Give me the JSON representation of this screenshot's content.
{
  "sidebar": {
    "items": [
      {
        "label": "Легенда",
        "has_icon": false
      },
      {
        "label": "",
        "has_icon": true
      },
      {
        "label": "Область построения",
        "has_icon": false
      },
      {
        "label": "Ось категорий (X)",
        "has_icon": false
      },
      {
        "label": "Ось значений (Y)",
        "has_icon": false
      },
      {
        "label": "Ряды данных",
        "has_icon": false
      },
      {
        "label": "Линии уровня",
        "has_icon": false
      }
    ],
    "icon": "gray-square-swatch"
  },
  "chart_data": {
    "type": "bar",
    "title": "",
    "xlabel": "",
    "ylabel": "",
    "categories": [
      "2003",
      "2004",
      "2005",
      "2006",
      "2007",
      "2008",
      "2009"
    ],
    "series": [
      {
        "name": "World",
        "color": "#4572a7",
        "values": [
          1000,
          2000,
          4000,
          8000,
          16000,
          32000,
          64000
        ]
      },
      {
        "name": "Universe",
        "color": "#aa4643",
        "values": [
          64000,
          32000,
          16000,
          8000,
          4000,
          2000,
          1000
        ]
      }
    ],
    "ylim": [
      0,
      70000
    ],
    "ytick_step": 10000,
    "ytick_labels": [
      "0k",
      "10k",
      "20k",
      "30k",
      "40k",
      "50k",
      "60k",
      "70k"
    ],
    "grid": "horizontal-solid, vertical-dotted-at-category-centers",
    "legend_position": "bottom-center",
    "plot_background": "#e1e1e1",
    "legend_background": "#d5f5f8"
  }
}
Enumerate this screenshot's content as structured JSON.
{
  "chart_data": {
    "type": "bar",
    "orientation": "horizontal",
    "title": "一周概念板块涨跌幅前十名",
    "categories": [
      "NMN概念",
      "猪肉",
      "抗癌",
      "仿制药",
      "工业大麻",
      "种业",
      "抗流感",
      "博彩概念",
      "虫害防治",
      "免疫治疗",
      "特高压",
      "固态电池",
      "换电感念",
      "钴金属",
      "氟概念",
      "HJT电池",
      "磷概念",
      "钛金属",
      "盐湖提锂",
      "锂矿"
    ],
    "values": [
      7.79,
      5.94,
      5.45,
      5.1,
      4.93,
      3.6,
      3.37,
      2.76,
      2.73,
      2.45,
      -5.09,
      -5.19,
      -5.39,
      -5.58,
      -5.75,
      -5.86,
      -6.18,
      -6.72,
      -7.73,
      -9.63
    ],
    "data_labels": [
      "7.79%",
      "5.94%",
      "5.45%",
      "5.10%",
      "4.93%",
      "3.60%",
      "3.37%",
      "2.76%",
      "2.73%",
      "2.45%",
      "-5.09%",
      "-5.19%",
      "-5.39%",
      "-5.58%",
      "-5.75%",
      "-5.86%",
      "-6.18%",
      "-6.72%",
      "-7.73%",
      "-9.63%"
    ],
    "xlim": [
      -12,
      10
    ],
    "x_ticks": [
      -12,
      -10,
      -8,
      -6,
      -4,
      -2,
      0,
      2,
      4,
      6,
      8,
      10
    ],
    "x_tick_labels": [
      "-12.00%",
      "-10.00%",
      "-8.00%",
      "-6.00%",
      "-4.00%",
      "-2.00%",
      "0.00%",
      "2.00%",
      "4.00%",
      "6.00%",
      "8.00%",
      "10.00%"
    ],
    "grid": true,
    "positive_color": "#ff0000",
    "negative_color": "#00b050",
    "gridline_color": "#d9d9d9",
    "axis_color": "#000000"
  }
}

★ ★ ★

Directions for this task
Find the lines above holding the word "screenshot" and show them.

Solution to this problem
Give me the JSON representation of this screenshot's content.
Enumerate this screenshot's content as structured JSON.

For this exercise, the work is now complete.